**What to do**
Isolate every line in the data with the string "JSON" and copy it.

**Data supplied**

※

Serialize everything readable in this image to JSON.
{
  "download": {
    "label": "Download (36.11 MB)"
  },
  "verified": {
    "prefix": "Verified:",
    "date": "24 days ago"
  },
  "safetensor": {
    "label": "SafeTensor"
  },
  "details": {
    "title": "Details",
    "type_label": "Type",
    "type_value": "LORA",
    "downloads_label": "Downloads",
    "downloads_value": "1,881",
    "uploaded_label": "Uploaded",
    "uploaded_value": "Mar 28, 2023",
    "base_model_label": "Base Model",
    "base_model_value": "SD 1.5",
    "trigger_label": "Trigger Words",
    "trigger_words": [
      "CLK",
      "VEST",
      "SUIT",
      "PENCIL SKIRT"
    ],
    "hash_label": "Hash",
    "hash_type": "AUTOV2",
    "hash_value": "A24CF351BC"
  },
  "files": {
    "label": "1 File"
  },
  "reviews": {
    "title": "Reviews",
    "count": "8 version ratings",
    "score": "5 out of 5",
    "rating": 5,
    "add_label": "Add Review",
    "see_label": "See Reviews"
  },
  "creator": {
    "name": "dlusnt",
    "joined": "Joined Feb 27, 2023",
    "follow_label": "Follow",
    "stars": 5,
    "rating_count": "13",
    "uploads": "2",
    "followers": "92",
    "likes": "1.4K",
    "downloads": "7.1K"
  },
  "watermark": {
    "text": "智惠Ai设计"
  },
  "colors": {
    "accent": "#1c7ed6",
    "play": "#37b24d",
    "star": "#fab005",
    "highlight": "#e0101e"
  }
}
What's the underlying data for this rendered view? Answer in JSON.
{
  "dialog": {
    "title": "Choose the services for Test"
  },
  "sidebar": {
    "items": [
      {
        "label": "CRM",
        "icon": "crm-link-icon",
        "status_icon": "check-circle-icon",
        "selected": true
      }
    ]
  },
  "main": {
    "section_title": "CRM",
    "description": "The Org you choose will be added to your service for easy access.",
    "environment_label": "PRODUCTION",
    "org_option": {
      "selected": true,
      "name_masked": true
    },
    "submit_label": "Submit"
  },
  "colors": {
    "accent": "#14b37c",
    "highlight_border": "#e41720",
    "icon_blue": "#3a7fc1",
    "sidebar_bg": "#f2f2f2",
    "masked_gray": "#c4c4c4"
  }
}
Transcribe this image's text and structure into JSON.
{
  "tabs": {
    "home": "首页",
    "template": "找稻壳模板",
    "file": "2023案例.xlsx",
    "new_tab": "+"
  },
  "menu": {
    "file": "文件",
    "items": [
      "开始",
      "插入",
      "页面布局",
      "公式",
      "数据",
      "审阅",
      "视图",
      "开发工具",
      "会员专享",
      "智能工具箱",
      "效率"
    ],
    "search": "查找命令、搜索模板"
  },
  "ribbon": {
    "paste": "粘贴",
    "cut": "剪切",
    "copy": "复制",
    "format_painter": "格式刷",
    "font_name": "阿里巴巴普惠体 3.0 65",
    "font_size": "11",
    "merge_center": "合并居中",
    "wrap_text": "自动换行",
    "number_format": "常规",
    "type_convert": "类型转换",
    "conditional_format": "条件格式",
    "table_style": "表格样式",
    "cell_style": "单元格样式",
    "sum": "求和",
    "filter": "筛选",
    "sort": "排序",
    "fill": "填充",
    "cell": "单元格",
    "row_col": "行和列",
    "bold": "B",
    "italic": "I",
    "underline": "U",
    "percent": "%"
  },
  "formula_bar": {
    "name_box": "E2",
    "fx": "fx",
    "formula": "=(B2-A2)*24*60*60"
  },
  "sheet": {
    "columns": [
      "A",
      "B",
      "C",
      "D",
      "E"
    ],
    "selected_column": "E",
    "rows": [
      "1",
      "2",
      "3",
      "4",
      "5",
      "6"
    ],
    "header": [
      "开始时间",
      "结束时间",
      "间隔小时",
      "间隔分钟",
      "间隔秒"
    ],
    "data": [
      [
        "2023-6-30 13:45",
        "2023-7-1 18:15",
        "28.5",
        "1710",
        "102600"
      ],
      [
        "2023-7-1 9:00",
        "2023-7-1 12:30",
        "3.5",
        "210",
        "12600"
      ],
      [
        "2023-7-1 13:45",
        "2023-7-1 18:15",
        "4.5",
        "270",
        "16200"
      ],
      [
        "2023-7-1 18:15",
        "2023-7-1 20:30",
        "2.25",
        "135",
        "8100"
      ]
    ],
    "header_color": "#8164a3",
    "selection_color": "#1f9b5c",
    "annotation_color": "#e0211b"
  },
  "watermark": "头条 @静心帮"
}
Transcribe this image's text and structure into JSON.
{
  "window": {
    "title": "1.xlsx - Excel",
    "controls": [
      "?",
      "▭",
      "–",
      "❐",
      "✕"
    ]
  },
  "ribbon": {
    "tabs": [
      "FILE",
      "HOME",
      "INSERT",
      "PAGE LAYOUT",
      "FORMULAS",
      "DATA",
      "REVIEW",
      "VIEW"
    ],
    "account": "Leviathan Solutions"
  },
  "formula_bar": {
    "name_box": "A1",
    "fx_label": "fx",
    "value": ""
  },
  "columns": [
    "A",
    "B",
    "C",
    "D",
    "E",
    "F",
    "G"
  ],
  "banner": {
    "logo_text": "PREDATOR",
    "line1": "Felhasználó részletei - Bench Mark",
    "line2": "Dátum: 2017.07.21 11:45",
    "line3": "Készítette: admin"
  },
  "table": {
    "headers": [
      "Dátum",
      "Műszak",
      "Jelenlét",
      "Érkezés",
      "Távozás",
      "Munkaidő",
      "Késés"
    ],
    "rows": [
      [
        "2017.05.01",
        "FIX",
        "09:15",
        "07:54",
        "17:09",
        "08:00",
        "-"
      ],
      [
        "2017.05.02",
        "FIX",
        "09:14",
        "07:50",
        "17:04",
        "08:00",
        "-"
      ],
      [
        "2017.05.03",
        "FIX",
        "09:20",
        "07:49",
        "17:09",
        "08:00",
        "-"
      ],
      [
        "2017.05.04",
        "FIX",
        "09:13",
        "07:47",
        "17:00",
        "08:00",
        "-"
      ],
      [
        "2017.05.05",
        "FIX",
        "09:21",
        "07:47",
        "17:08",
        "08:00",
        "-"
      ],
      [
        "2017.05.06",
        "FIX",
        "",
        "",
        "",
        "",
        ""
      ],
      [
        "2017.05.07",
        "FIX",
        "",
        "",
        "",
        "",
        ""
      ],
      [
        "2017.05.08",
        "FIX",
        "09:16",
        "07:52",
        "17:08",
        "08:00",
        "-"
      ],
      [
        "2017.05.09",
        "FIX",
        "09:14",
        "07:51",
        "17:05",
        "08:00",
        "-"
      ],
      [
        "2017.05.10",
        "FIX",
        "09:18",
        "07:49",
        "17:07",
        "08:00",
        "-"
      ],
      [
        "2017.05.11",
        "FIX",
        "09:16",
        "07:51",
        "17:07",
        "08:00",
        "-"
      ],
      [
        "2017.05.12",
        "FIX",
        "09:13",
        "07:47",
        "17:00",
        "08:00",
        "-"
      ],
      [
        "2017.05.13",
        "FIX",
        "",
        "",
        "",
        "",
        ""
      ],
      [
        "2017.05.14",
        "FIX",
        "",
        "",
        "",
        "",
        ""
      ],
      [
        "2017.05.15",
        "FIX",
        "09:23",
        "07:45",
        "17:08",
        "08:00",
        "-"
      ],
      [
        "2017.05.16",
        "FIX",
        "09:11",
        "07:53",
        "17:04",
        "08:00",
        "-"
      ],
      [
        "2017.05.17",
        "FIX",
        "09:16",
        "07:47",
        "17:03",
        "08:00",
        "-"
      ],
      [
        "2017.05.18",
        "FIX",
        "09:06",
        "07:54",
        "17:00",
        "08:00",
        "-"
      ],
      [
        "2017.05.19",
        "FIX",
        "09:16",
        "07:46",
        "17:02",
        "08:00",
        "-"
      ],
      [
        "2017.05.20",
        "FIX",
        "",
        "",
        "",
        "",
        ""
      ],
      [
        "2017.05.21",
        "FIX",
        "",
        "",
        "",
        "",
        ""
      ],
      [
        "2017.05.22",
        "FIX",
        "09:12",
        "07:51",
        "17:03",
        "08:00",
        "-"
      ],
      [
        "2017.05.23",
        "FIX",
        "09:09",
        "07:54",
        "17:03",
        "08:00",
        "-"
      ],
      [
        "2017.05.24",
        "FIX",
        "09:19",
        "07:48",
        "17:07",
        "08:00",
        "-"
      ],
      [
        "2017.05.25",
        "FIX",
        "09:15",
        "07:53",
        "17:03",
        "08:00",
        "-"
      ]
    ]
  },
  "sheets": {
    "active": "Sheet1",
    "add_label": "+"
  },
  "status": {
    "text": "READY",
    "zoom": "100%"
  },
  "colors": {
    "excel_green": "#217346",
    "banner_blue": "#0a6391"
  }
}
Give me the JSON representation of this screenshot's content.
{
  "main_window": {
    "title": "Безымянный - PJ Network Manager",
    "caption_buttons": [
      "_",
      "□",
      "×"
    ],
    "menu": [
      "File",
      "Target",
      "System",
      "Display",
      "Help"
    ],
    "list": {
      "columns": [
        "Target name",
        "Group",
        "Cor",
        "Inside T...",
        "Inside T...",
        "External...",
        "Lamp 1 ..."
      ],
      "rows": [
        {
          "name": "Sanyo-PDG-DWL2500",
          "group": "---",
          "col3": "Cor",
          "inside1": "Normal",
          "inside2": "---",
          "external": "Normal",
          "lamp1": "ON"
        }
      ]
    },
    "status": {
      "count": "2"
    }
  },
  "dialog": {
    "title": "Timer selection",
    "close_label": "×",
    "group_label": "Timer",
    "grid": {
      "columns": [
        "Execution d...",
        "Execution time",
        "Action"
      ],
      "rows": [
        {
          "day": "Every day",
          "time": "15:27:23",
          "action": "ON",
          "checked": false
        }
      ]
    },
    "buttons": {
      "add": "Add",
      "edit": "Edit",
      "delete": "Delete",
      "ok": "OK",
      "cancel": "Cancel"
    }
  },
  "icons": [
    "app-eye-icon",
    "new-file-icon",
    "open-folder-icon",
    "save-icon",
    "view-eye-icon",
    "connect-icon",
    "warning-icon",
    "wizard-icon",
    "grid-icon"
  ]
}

※

**Task solution**
Serialize everything readable in this image to JSON.
What's the underlying data for this rendered view? Answer in JSON.
Transcribe this image's text and structure into JSON.
Transcribe this image's text and structure into JSON.
Give me the JSON representation of this screenshot's content.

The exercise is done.